Figure collection entries:

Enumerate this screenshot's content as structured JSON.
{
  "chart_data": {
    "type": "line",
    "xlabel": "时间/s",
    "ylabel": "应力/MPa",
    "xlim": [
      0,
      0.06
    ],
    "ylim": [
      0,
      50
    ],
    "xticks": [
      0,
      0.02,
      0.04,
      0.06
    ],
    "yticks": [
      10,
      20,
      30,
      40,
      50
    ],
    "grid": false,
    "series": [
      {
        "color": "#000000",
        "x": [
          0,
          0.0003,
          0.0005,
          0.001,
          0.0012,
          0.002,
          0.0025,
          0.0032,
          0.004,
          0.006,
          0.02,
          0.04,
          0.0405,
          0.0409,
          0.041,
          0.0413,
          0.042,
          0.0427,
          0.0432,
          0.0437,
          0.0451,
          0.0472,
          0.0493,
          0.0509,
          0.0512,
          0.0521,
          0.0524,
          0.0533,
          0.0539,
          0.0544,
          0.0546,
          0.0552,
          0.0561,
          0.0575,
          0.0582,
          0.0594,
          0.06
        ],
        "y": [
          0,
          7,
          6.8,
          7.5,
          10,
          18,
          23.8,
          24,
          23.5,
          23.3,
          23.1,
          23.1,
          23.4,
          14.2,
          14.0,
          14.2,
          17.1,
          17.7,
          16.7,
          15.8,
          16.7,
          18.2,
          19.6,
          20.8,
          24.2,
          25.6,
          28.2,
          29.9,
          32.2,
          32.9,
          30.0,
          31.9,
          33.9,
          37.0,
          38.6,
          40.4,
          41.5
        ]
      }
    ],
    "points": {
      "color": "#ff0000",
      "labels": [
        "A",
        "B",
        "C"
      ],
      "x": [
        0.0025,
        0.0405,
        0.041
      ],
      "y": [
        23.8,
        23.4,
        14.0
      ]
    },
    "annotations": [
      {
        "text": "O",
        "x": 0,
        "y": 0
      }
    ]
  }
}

■ WHAT NEEDS TO BE DONE: Repeat each record exactly, leaving nothing out.

■ TASK RESPONSE:
Enumerate this screenshot's content as structured JSON.
{
  "chart_data": {
    "type": "line",
    "xlabel": "时间/s",
    "ylabel": "应力/MPa",
    "xlim": [
      0,
      0.06
    ],
    "ylim": [
      0,
      50
    ],
    "xticks": [
      0,
      0.02,
      0.04,
      0.06
    ],
    "yticks": [
      10,
      20,
      30,
      40,
      50
    ],
    "grid": false,
    "series": [
      {
        "color": "#000000",
        "x": [
          0,
          0.0003,
          0.0005,
          0.001,
          0.0012,
          0.002,
          0.0025,
          0.0032,
          0.004,
          0.006,
          0.02,
          0.04,
          0.0405,
          0.0409,
          0.041,
          0.0413,
          0.042,
          0.0427,
          0.0432,
          0.0437,
          0.0451,
          0.0472,
          0.0493,
          0.0509,
          0.0512,
          0.0521,
          0.0524,
          0.0533,
          0.0539,
          0.0544,
          0.0546,
          0.0552,
          0.0561,
          0.0575,
          0.0582,
          0.0594,
          0.06
        ],
        "y": [
          0,
          7,
          6.8,
          7.5,
          10,
          18,
          23.8,
          24,
          23.5,
          23.3,
          23.1,
          23.1,
          23.4,
          14.2,
          14.0,
          14.2,
          17.1,
          17.7,
          16.7,
          15.8,
          16.7,
          18.2,
          19.6,
          20.8,
          24.2,
          25.6,
          28.2,
          29.9,
          32.2,
          32.9,
          30.0,
          31.9,
          33.9,
          37.0,
          38.6,
          40.4,
          41.5
        ]
      }
    ],
    "points": {
      "color": "#ff0000",
      "labels": [
        "A",
        "B",
        "C"
      ],
      "x": [
        0.0025,
        0.0405,
        0.041
      ],
      "y": [
        23.8,
        23.4,
        14.0
      ]
    },
    "annotations": [
      {
        "text": "O",
        "x": 0,
        "y": 0
      }
    ]
  }
}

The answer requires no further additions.